=== The request ===
Gather all lines from the material that contain "Chengdu".

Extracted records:

■ ■ ■

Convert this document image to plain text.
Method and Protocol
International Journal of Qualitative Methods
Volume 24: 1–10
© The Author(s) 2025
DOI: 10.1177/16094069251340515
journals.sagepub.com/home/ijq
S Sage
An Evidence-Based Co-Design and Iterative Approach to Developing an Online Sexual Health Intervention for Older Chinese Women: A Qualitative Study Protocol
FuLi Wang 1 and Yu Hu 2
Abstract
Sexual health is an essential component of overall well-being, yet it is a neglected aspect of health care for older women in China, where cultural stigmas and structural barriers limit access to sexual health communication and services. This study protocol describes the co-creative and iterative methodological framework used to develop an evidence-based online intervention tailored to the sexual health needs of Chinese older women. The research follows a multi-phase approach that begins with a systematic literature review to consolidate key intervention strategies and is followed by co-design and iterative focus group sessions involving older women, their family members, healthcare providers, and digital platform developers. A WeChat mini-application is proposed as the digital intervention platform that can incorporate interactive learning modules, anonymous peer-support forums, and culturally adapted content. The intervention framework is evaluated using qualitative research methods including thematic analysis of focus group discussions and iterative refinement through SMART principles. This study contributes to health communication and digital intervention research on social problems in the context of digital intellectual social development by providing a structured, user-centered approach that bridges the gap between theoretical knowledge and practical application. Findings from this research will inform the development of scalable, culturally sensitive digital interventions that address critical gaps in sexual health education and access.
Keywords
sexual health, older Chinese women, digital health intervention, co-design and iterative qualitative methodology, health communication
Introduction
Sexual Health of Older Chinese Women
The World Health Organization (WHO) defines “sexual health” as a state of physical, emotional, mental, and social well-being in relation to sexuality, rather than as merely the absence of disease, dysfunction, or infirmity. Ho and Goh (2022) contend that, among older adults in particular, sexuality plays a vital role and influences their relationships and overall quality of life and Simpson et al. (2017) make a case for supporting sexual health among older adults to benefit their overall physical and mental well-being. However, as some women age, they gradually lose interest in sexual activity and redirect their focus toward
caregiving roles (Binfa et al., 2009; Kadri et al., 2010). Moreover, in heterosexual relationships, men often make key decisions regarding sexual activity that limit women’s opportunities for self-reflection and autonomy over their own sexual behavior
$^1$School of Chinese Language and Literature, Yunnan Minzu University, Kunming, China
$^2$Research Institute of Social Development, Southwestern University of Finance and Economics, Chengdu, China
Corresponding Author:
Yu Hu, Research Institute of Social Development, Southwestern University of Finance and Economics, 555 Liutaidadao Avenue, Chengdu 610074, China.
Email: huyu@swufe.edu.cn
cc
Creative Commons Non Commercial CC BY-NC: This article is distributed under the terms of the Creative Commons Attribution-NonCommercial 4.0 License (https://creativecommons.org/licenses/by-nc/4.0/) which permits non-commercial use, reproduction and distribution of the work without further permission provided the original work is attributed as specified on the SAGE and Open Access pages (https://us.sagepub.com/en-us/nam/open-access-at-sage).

■ ■ ■

=== Reply ===
$^2$Research Institute of Social Development, Southwestern University of Finance and Economics, Chengdu, China
Yu Hu, Research Institute of Social Development, Southwestern University of Finance and Economics, 555 Liutaidadao Avenue, Chengdu 610074, China.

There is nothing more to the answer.